[Work task]
Find the word "Prosomere" in the records and copy every line where it occurs.

[Source data]
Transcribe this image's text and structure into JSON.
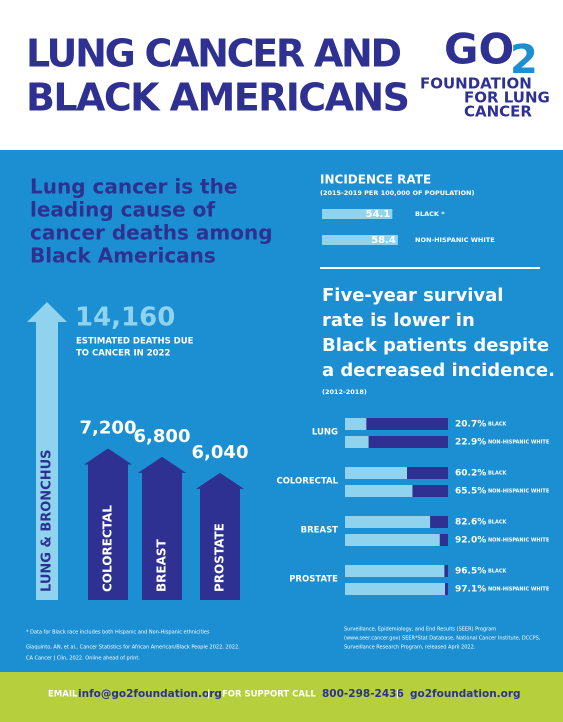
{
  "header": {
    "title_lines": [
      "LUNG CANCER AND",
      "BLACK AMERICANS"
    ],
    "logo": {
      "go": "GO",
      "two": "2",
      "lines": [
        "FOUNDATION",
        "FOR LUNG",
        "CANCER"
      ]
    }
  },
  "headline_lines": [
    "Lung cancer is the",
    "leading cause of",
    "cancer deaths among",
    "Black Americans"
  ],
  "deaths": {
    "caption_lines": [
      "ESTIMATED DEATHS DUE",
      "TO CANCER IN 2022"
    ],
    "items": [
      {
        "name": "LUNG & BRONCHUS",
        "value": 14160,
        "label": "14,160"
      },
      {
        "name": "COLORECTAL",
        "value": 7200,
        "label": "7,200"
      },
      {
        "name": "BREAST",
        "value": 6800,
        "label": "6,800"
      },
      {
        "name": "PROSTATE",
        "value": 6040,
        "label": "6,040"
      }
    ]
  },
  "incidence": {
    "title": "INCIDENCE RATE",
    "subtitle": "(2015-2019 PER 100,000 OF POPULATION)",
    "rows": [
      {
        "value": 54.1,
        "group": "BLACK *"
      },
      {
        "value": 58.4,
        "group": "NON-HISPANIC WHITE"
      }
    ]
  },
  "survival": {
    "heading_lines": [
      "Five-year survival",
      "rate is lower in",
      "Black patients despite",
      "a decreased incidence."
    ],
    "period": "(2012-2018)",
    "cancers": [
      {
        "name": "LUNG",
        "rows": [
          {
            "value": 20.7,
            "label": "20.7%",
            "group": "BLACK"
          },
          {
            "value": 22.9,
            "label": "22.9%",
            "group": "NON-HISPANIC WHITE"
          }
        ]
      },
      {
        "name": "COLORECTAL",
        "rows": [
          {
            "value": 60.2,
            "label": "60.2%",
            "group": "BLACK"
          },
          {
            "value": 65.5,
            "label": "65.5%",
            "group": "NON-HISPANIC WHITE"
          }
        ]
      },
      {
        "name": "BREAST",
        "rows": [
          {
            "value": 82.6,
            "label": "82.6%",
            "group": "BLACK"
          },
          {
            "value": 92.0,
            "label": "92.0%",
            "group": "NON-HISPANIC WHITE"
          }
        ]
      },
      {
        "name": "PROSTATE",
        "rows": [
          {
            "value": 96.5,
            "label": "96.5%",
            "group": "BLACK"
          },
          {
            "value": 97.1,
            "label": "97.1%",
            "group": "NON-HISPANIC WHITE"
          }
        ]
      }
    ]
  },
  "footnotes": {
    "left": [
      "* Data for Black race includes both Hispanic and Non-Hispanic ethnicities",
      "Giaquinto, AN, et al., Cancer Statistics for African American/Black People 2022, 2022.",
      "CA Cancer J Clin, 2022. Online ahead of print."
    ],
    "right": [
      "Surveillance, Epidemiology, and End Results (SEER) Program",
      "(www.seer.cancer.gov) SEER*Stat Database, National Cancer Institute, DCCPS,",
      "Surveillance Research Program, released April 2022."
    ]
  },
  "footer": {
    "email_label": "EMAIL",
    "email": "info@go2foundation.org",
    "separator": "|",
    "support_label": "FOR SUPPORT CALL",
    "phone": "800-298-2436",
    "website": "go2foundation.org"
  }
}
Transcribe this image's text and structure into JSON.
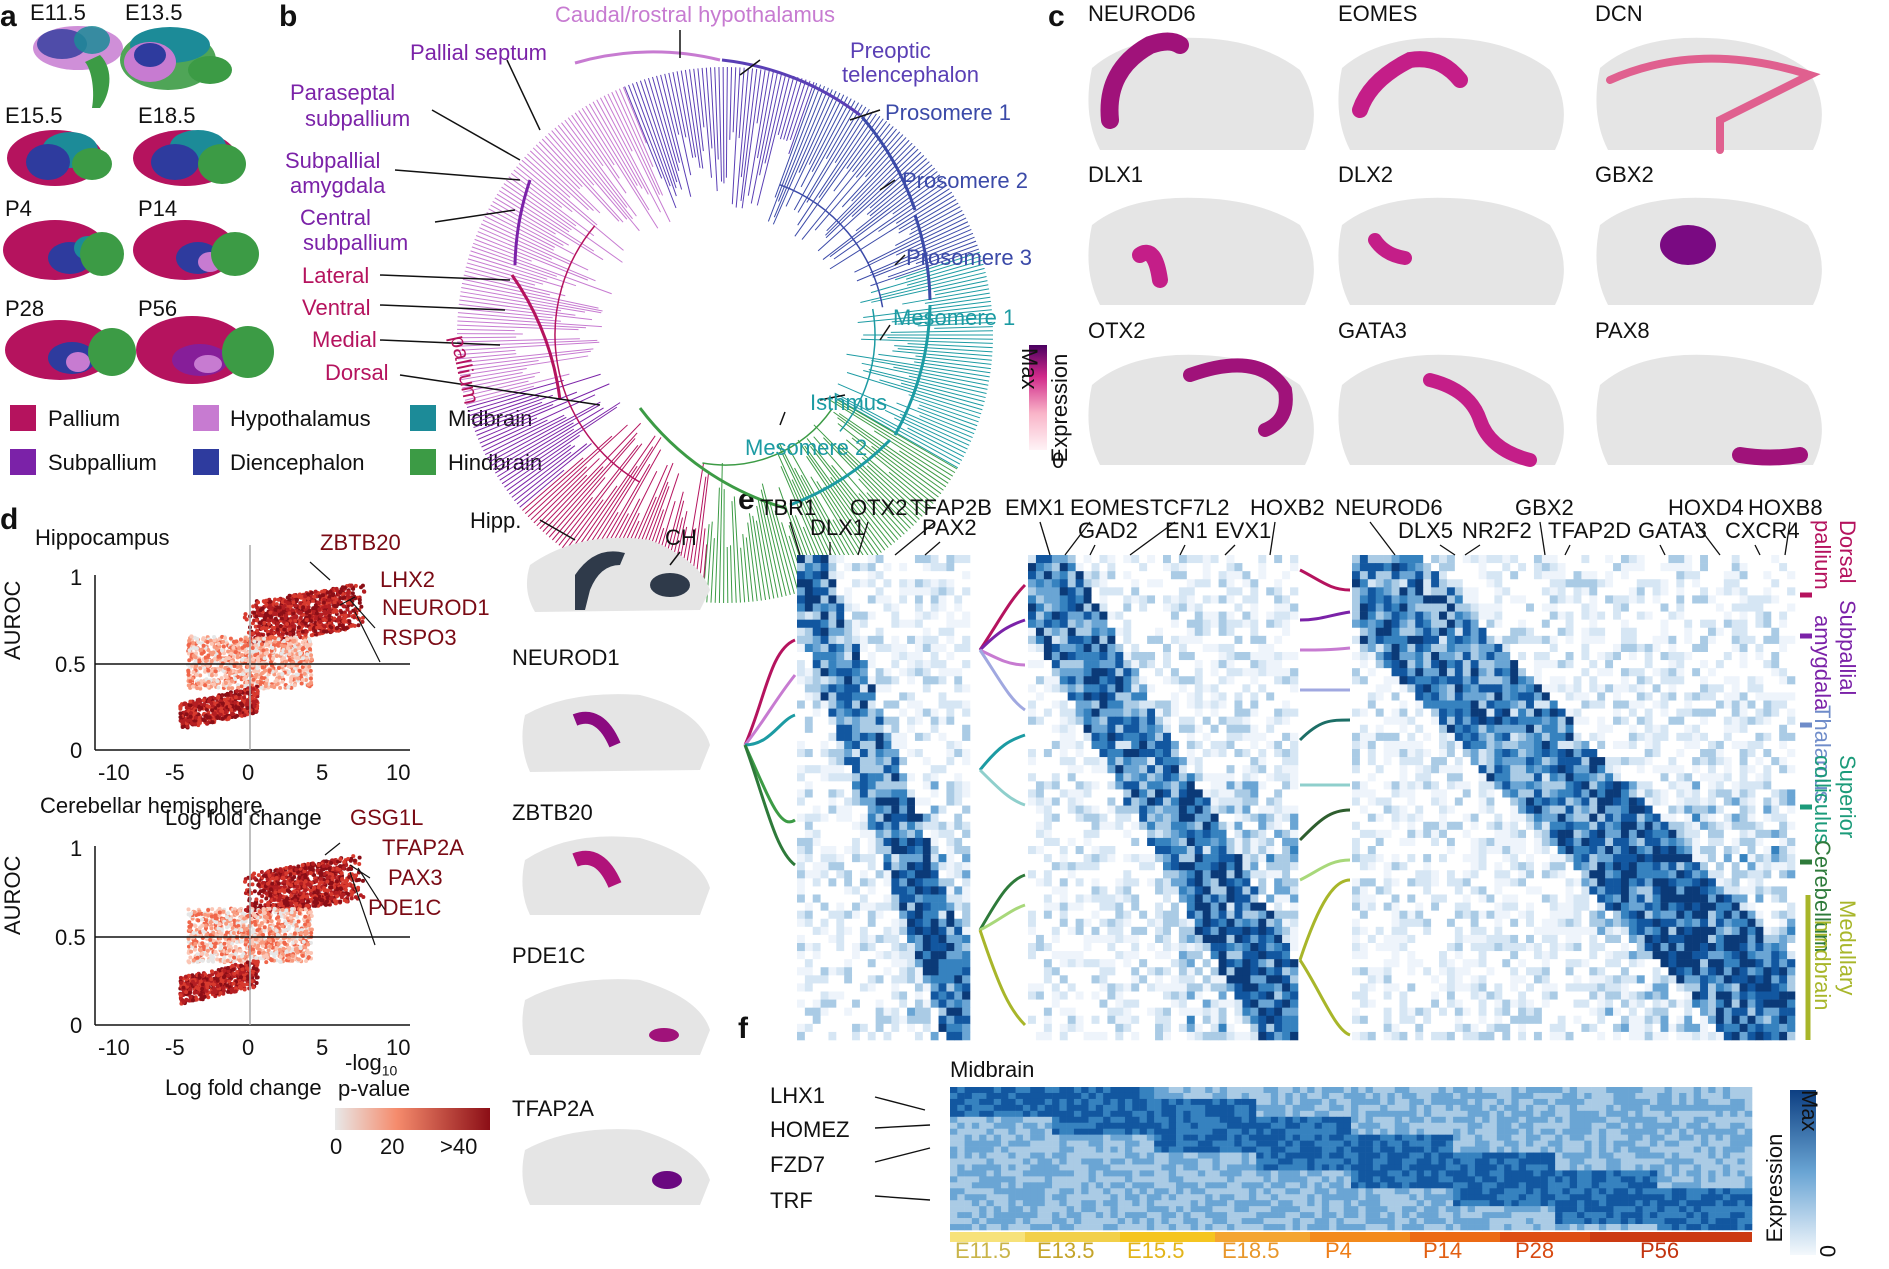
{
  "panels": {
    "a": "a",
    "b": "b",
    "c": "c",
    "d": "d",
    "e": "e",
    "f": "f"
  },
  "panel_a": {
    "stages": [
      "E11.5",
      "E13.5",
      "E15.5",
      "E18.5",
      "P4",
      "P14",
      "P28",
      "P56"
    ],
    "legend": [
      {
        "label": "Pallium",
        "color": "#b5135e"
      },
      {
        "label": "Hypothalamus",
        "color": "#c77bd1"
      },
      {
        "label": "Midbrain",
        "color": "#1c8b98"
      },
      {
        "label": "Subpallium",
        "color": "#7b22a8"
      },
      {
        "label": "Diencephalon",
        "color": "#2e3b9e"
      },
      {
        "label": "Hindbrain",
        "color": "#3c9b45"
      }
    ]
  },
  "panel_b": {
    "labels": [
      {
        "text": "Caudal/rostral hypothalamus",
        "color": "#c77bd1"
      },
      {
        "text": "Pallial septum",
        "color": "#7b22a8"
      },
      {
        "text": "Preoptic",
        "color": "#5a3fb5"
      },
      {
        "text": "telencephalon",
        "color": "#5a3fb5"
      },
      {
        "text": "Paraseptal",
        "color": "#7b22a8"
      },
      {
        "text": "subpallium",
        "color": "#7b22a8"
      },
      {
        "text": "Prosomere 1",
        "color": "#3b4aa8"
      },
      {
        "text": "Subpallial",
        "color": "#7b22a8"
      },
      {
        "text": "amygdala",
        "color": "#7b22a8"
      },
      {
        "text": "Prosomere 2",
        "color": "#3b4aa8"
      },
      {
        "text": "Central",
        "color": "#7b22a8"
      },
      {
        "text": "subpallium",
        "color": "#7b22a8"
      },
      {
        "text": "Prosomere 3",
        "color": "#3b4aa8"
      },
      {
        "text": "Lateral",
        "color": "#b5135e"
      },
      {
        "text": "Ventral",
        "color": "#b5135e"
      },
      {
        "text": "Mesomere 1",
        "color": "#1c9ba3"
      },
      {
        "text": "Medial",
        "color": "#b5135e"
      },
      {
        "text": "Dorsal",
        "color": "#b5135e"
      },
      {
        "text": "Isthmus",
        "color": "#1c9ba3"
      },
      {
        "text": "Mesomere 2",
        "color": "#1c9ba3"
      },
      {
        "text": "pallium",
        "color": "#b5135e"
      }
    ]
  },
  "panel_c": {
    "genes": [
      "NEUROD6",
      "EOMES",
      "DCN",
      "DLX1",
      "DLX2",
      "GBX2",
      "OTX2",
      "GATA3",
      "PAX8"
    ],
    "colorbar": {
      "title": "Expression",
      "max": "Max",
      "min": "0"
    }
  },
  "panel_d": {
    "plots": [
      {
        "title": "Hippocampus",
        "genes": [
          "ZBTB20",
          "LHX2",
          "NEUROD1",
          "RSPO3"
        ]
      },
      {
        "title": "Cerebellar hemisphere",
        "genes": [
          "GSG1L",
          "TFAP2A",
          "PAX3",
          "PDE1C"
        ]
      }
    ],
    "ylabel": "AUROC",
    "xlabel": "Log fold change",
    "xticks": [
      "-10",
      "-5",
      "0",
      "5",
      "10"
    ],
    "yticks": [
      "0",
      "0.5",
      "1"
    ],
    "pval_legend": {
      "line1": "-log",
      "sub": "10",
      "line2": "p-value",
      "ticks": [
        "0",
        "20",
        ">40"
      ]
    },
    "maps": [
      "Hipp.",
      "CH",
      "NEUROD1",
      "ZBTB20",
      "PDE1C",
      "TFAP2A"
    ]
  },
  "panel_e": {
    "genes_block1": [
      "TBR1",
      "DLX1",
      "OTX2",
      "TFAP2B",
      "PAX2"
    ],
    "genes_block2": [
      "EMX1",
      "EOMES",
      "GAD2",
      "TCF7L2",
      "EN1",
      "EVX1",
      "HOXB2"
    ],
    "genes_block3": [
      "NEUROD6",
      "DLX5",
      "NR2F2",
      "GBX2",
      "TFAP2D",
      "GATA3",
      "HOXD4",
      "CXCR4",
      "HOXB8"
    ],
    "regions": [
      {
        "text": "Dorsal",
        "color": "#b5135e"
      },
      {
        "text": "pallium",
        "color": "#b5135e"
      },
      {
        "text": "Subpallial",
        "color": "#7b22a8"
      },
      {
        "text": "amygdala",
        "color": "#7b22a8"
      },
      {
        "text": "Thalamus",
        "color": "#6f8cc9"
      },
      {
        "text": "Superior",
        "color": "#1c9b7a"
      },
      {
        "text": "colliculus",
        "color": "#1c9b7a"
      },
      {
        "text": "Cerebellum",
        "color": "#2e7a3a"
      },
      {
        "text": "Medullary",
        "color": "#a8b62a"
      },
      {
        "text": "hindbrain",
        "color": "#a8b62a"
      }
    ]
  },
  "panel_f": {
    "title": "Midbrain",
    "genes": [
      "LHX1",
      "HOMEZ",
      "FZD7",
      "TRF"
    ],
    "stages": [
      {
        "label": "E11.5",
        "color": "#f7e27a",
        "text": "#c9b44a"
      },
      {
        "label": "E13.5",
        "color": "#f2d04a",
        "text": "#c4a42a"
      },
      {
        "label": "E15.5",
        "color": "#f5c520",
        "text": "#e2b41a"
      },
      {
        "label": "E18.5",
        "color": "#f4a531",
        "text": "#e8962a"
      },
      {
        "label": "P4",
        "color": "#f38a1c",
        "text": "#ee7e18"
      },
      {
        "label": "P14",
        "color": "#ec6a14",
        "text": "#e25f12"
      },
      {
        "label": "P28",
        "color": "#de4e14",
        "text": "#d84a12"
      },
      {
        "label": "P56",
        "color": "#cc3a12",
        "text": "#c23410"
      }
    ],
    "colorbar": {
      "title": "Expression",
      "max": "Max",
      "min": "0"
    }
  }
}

[Answer space]
        "text": "Prosomere 1",
        "text": "Prosomere 2",
        "text": "Prosomere 3",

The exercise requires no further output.